## Requirements
Copy every record word for word.

## Provided data
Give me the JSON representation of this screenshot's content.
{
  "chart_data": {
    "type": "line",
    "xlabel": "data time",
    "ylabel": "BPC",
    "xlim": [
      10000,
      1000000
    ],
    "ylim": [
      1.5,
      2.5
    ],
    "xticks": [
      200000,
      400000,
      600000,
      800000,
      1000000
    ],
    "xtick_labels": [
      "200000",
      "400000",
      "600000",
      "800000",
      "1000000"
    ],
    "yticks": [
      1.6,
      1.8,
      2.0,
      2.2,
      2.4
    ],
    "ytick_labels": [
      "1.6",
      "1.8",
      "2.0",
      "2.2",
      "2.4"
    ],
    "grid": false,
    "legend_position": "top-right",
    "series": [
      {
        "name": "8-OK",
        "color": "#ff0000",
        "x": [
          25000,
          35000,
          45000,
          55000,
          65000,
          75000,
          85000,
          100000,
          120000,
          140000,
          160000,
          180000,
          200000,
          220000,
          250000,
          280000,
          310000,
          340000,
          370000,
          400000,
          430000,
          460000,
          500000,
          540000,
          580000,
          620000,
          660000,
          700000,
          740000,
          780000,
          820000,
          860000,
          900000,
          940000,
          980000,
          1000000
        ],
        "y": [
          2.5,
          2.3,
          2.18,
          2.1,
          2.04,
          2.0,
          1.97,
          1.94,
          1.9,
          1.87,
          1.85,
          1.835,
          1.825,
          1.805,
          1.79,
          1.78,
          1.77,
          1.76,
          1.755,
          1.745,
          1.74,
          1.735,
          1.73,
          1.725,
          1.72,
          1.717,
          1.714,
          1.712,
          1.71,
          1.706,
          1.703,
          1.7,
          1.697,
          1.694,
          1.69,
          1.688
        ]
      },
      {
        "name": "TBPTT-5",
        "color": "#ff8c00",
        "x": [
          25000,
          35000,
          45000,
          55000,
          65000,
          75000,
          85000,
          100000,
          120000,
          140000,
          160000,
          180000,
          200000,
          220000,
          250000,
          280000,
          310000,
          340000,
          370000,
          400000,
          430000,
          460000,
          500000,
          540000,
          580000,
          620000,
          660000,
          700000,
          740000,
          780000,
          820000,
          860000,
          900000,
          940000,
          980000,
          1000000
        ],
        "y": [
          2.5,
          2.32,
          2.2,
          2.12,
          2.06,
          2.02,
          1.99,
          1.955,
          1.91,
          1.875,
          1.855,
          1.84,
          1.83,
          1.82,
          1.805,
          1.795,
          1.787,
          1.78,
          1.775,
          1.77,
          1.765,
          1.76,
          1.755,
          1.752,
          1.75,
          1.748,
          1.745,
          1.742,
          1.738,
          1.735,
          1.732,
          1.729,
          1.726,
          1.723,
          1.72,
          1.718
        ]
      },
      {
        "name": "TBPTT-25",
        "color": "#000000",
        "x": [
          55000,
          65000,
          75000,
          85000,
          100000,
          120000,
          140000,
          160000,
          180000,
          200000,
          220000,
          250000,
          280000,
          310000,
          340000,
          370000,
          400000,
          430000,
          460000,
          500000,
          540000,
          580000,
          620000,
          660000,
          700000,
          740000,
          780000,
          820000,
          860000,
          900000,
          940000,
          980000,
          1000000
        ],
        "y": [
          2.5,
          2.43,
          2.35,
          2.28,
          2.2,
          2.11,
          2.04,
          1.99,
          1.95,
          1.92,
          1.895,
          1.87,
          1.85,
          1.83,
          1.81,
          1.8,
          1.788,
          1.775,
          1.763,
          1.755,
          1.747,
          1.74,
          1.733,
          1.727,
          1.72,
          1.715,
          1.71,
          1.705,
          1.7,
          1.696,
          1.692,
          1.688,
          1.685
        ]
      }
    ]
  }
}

## Full output
Give me the JSON representation of this screenshot's content.
{
  "chart_data": {
    "type": "line",
    "xlabel": "data time",
    "ylabel": "BPC",
    "xlim": [
      10000,
      1000000
    ],
    "ylim": [
      1.5,
      2.5
    ],
    "xticks": [
      200000,
      400000,
      600000,
      800000,
      1000000
    ],
    "xtick_labels": [
      "200000",
      "400000",
      "600000",
      "800000",
      "1000000"
    ],
    "yticks": [
      1.6,
      1.8,
      2.0,
      2.2,
      2.4
    ],
    "ytick_labels": [
      "1.6",
      "1.8",
      "2.0",
      "2.2",
      "2.4"
    ],
    "grid": false,
    "legend_position": "top-right",
    "series": [
      {
        "name": "8-OK",
        "color": "#ff0000",
        "x": [
          25000,
          35000,
          45000,
          55000,
          65000,
          75000,
          85000,
          100000,
          120000,
          140000,
          160000,
          180000,
          200000,
          220000,
          250000,
          280000,
          310000,
          340000,
          370000,
          400000,
          430000,
          460000,
          500000,
          540000,
          580000,
          620000,
          660000,
          700000,
          740000,
          780000,
          820000,
          860000,
          900000,
          940000,
          980000,
          1000000
        ],
        "y": [
          2.5,
          2.3,
          2.18,
          2.1,
          2.04,
          2.0,
          1.97,
          1.94,
          1.9,
          1.87,
          1.85,
          1.835,
          1.825,
          1.805,
          1.79,
          1.78,
          1.77,
          1.76,
          1.755,
          1.745,
          1.74,
          1.735,
          1.73,
          1.725,
          1.72,
          1.717,
          1.714,
          1.712,
          1.71,
          1.706,
          1.703,
          1.7,
          1.697,
          1.694,
          1.69,
          1.688
        ]
      },
      {
        "name": "TBPTT-5",
        "color": "#ff8c00",
        "x": [
          25000,
          35000,
          45000,
          55000,
          65000,
          75000,
          85000,
          100000,
          120000,
          140000,
          160000,
          180000,
          200000,
          220000,
          250000,
          280000,
          310000,
          340000,
          370000,
          400000,
          430000,
          460000,
          500000,
          540000,
          580000,
          620000,
          660000,
          700000,
          740000,
          780000,
          820000,
          860000,
          900000,
          940000,
          980000,
          1000000
        ],
        "y": [
          2.5,
          2.32,
          2.2,
          2.12,
          2.06,
          2.02,
          1.99,
          1.955,
          1.91,
          1.875,
          1.855,
          1.84,
          1.83,
          1.82,
          1.805,
          1.795,
          1.787,
          1.78,
          1.775,
          1.77,
          1.765,
          1.76,
          1.755,
          1.752,
          1.75,
          1.748,
          1.745,
          1.742,
          1.738,
          1.735,
          1.732,
          1.729,
          1.726,
          1.723,
          1.72,
          1.718
        ]
      },
      {
        "name": "TBPTT-25",
        "color": "#000000",
        "x": [
          55000,
          65000,
          75000,
          85000,
          100000,
          120000,
          140000,
          160000,
          180000,
          200000,
          220000,
          250000,
          280000,
          310000,
          340000,
          370000,
          400000,
          430000,
          460000,
          500000,
          540000,
          580000,
          620000,
          660000,
          700000,
          740000,
          780000,
          820000,
          860000,
          900000,
          940000,
          980000,
          1000000
        ],
        "y": [
          2.5,
          2.43,
          2.35,
          2.28,
          2.2,
          2.11,
          2.04,
          1.99,
          1.95,
          1.92,
          1.895,
          1.87,
          1.85,
          1.83,
          1.81,
          1.8,
          1.788,
          1.775,
          1.763,
          1.755,
          1.747,
          1.74,
          1.733,
          1.727,
          1.72,
          1.715,
          1.71,
          1.705,
          1.7,
          1.696,
          1.692,
          1.688,
          1.685
        ]
      }
    ]
  }
}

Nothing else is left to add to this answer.